Pull every line containing "وختم" out of the material below.

__________________________________________________

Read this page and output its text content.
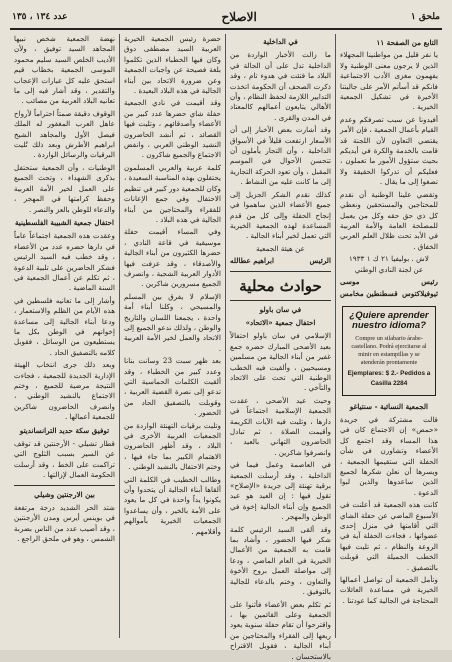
ملحق ١
الاصلاح
عدد ١٣٤ ، ١٣٥
التابع من الصفحة ١١

يا نفر قليل من مواطنينا المجهلاء الذين لا يرجون معنى الوطنية ولا يفهمون مغزى الأدب الاجتماعية فانكم قد أسأتم الأمر على جاليتنا الأخيرة في تشكيل الجمعية الخيرية .

أفيدونا عن سبب تصرفكم وعدم القيام بأعمال الجمعية ، فإن الأمر يقتضي التعاون لأن اللجنة قد قامت بالخدمة والكرة في أيديكم بحيث ستؤول الأمور ما تعملون ، فعليكم أن تدركوا الحقيقة ولا تصغوا إلى ما يقال .

وتقضي علينا الوطنية أن نقدم للمحتاجين والمستحقين ونعطي كل ذي حق حقه وكل من يعمل للمصلحة العامة والأمة العربية في الأبد تحت ظلال العلم العربي الخفاق .

لاش . بوليفيا ٢١ ك ١ ١٩٣٣
عن لجنة النادي الوطني
رئيس
موسى
ثيوفيلاكتوس
قسطنطين مخامس
¿Quiere aprender nuestro idioma?
Compre un silabario árabe-castellano. Podrá ejercitarse al minir en estampillas y se atenderán prontamente
Ejemplares: $ 2.- Pedidos a Casilla 2284
الجمعية النسائية - سنتياغو

قالت مشتركة في جريدة «حمص» إن الاجتماع كان في هذا المساء وقد اجتمع كل الأعضاء وتشاورن في شأن الحفلة التي ستقيمها الجمعية ، ويسرها أن نعلن شكرها لجميع الذين ساعدوها والذين لبوا الدعوة .

كانت هذه الجمعية قد أعلنت في الأسبوع الماضي عن حفلة الشاي التي أقامتها في منزل إحدى عضواتها ، فجاءت الحفلة آية في الروعة والنظام ، ثم تليت فيها الخطب الجميلة التي قوبلت بالتصفيق .

وتأمل الجمعية أن تواصل أعمالها الخيرية في مساعدة العائلات المحتاجة في الجالية كما عودتنا .

في الداخلية

ما زالت الأخبار الواردة من الداخلية تدل على أن الحالة في البلاد ما فتئت في هدوء تام ، وقد ذكرت الصحف أن الحكومة اتخذت التدابير اللازمة لحفظ النظام ، وأن الأهالي يتابعون أعمالهم كالمعتاد في المدن والقرى .

وقد أشارت بعض الأخبار إلى أن الأسعار ارتفعت قليلاً في الأسواق الداخلية ، وأن التجار يأملون أن تتحسن الأحوال في الموسم المقبل ، وأن تعود الحركة التجارية إلى ما كانت عليه من النشاط .

كذلك نقدم الشكر الجزيل إلى جميع الأعضاء الذين ساهموا في إنجاح الحفلة وإلى كل من قدم المساعدة لهذه الجمعية الخيرية التي تعمل لخير أبناء الجالية .

عن هيئة الجمعية
الرئيس
ابراهيم عطالله
حوادث محلية
في سان باولو
احتفال جمعية «الاتحاد»

الإسلامي في سان باولو احتفالاً بعيد الأضحى المبارك حضره جمع غفير من أبناء الجالية من مسلمين ومسيحيين ، وألقيت فيه الخطب الوطنية التي تحث على الاتحاد والتآخي .

وحيث عيد الأضحى ، عقدت الجمعية الإسلامية اجتماعاً في دارها ، وتليت فيه الآيات الكريمة وأقيمت الصلاة ، ثم تبادل الحاضرون التهاني بالعيد ، وانصرفوا شاكرين .

في العاصمة وعمل فيما في الداخلية ، وقد أرسلت الجمعية برقية تهنئة إلى جريدة «الإصلاح» تقول فيها : إن العيد هو عيد الجميع وإن أبناء الجالية إخوة في الوطن والمهجر .

وقد ألقى السيد الرئيس كلمة شكر فيها الحضور ، وأشاد بما قامت به الجمعية من الأعمال الخيرية في العام الماضي ، ودعا إلى مواصلة العمل بروح الأخوة والتعاون ، وختم بالدعاء للجالية بالتوفيق .

ثم تكلم بعض الأعضاء فأثنوا على الجمعية وعلى القائمين بها ، واقترحوا أن تقام حفلة سنوية يعود ريعها إلى الفقراء والمحتاجين من أبناء الجالية ، فقوبل الاقتراح بالاستحسان .

حضرة رئيس الجمعية الخيرية العربية السيد مصطفى دوق وكان فيها الخطباء الذين تكلموا بلغة فصيحة عن واجبات الجمعية وعن ضرورة الاتحاد بين أبناء الجالية في هذه البلاد البعيدة .

وقد أقيمت في نادي الجمعية حفلة شاي حضرها عدد كبير من الأعضاء وأصدقائهم ، وتليت فيها القصائد ، ثم أنشد الحاضرون النشيد الوطني العربي ، وانفض الاجتماع والجميع شاكرون .

كلمة عربية والعربي المسلمون يحتفلون بهذه المناسبة السعيدة ، وكان للجمعية دور كبير في تنظيم الاحتفال وفي جمع الإعانات للفقراء والمحتاجين من أبناء الجالية في هذه البلاد .

وفي المساء أقيمت حفلة موسيقية في قاعة النادي ، حضرها الكثيرون من أبناء الجالية والأصدقاء ، وقد عزفت فيها الأدوار العربية الشجية ، وانصرف الجميع مسرورين شاكرين .

الإسلام لا يفرق بين المسلم والمسيحي ، وكلنا أبناء أمة واحدة ، يجمعنا اللسان والتاريخ والوطن ، ولذلك ندعو الجميع إلى الاتحاد والعمل لخير الأمة العربية .

بعد ظهر سبت 23 وسانت بنانا وعدد كبير من الخطباء ، وقد ألقيت الكلمات الحماسية التي تدعو إلى نصرة القضية العربية ، وقوبلت بالتصفيق الحاد من الحضور .

وتليت برقيات التهنئة الواردة من الجمعيات العربية الأخرى في البلاد ، وقد أظهر الحاضرون الاهتمام الكبير بما جاء فيها ، وختم الاحتفال بالنشيد الوطني .

وطالب الخطيب في الكلمة التي ألقاها أبناء الجالية أن يتحدوا وأن يكونوا يداً واحدة في كل ما يعود على الأمة بالخير ، وأن يساعدوا الجمعيات الخيرية بأموالهم وأقلامهم .

نهضة الجمعية شخص نبيها المجاهد السيد توفيق ، ولأن الأديب الخلص السيد سليم محمود الموسى الجمعية بخطاب قيم استحق عليه كل عبارات الإعجاب والتقدير ، وقد أشار فيه إلى ما تعانيه البلاد العربية من مصائب .

الوقوف دقيقة صمتاً احتراماً لأرواح عاهل العرب المغفور له الملك فيصل الأول والمجاهد الشيخ ابراهيم الأطرش وبعد ذلك تُليت البرقيات والرسائل الواردة .

الوطنيات ، وأن الجمعية ستحتفل بذكرى الشهداء ، وتحث الجميع على العمل لخير الأمة العربية وحفظ كرامتها في المهجر ، والدعاء للوطن بالعز والنصر .

احتفال جمعية الشبيبة الفلسطينية

وعقدت هذه الجمعية اجتماعاً عاماً في دارها حضره عدد من الأعضاء ، وقد خطب فيه السيد الرئيس فشكر الحاضرين على تلبية الدعوة ، ثم تكلم عن أعمال الجمعية في السنة الماضية .

وأشار إلى ما تعانيه فلسطين في هذه الأيام من الظلم والاستعمار ، ودعا أبناء الجالية إلى مساعدة إخوانهم في الوطن بكل ما يستطيعون من الوسائل ، فقوبل كلامه بالتصفيق الحاد .

وبعد ذلك جرى انتخاب الهيئة الإدارية الجديدة للجمعية ، فجاءت النتيجة مرضية للجميع ، وختم الاجتماع بالنشيد الوطني ، وانصرف الحاضرون شاكرين للجمعية أعمالها .

توفيق سكة حديد الترانسانديتو

قطار تشيلي - الأرجنتين قد توقف عن السير بسبب الثلوج التي تراكمت على الخط ، وقد أرسلت الحكومة العمال لإزالتها .

بين الارجنتين وشيلي

شتد الحر الشديد درجة مرتفعة في بوينس أيرس ومدن الأرجنتين ، وقد أصيب عدد من الناس بضربة الشمس ، وهو في ملحق الراجع .
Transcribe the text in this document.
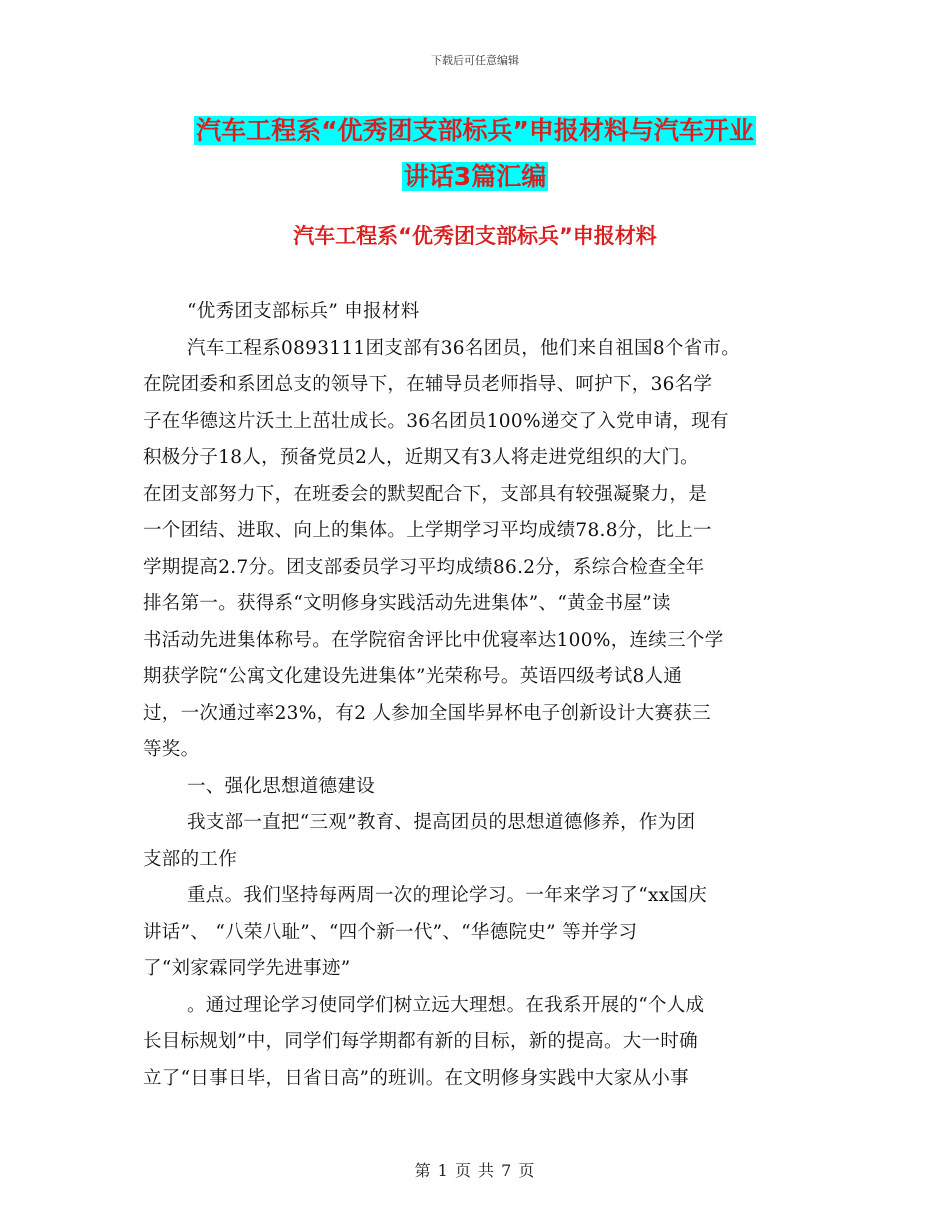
下载后可任意编辑
汽车工程系“优秀团支部标兵”申报材料与汽车开业
讲话3篇汇编
汽车工程系“优秀团支部标兵”申报材料
“优秀团支部标兵” 申报材料
汽车工程系0893111团支部有36名团员，他们来自祖国8个省市。
在院团委和系团总支的领导下，在辅导员老师指导、呵护下，36名学
子在华德这片沃土上茁壮成长。36名团员100%递交了入党申请，现有
积极分子18人，预备党员2人，近期又有3人将走进党组织的大门。
在团支部努力下，在班委会的默契配合下，支部具有较强凝聚力，是
一个团结、进取、向上的集体。上学期学习平均成绩78.8分，比上一
学期提高2.7分。团支部委员学习平均成绩86.2分，系综合检查全年
排名第一。获得系“文明修身实践活动先进集体”、“黄金书屋”读
书活动先进集体称号。在学院宿舍评比中优寝率达100%，连续三个学
期获学院“公寓文化建设先进集体”光荣称号。英语四级考试8人通
过，一次通过率23%，有2 人参加全国毕昇杯电子创新设计大赛获三
等奖。
一、强化思想道德建设
我支部一直把“三观”教育、提高团员的思想道德修养，作为团
支部的工作
重点。我们坚持每两周一次的理论学习。一年来学习了“xx国庆
讲话”、 “八荣八耻”、“四个新一代”、“华德院史” 等并学习
了“刘家霖同学先进事迹”
。通过理论学习使同学们树立远大理想。在我系开展的“个人成
长目标规划”中，同学们每学期都有新的目标，新的提高。大一时确
立了“日事日毕，日省日高”的班训。在文明修身实践中大家从小事
第 1 页 共 7 页
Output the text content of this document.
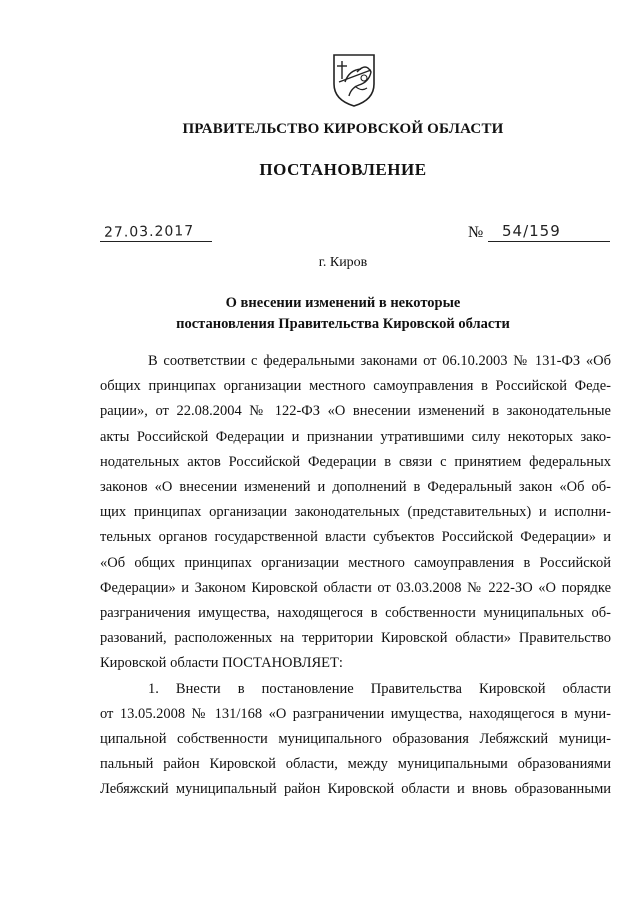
ПРАВИТЕЛЬСТВО КИРОВСКОЙ ОБЛАСТИ
ПОСТАНОВЛЕНИЕ
27.03.2017	№ 54/159
г. Киров
О внесении изменений в некоторые
постановления Правительства Кировской области

В соответствии с федеральными законами от 06.10.2003 № 131-ФЗ «Об

общих принципах организации местного самоуправления в Российской Феде-

рации», от 22.08.2004 № 122-ФЗ «О внесении изменений в законодательные

акты Российской Федерации и признании утратившими силу некоторых зако-

нодательных актов Российской Федерации в связи с принятием федеральных

законов «О внесении изменений и дополнений в Федеральный закон «Об об-

щих принципах организации законодательных (представительных) и исполни-

тельных органов государственной власти субъектов Российской Федерации» и

«Об общих принципах организации местного самоуправления в Российской

Федерации» и Законом Кировской области от 03.03.2008 № 222-ЗО «О порядке

разграничения имущества, находящегося в собственности муниципальных об-

разований, расположенных на территории Кировской области» Правительство

Кировской области ПОСТАНОВЛЯЕТ:

1. Внести в постановление Правительства Кировской области

от 13.05.2008 № 131/168 «О разграничении имущества, находящегося в муни-

ципальной собственности муниципального образования Лебяжский муници-

пальный район Кировской области, между муниципальными образованиями

Лебяжский муниципальный район Кировской области и вновь образованными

__________________________________________________

* ANSWER IN FULL:
وقد ألقى السيد الرئيس كلمة شكر فيها الحضور ، وأشاد بما قامت به الجمعية من الأعمال الخيرية في العام الماضي ، ودعا إلى مواصلة العمل بروح الأخوة والتعاون ، وختم بالدعاء للجالية بالتوفيق .
وتليت برقيات التهنئة الواردة من الجمعيات العربية الأخرى في البلاد ، وقد أظهر الحاضرون الاهتمام الكبير بما جاء فيها ، وختم الاحتفال بالنشيد الوطني .
وبعد ذلك جرى انتخاب الهيئة الإدارية الجديدة للجمعية ، فجاءت النتيجة مرضية للجميع ، وختم الاجتماع بالنشيد الوطني ، وانصرف الحاضرون شاكرين للجمعية أعمالها .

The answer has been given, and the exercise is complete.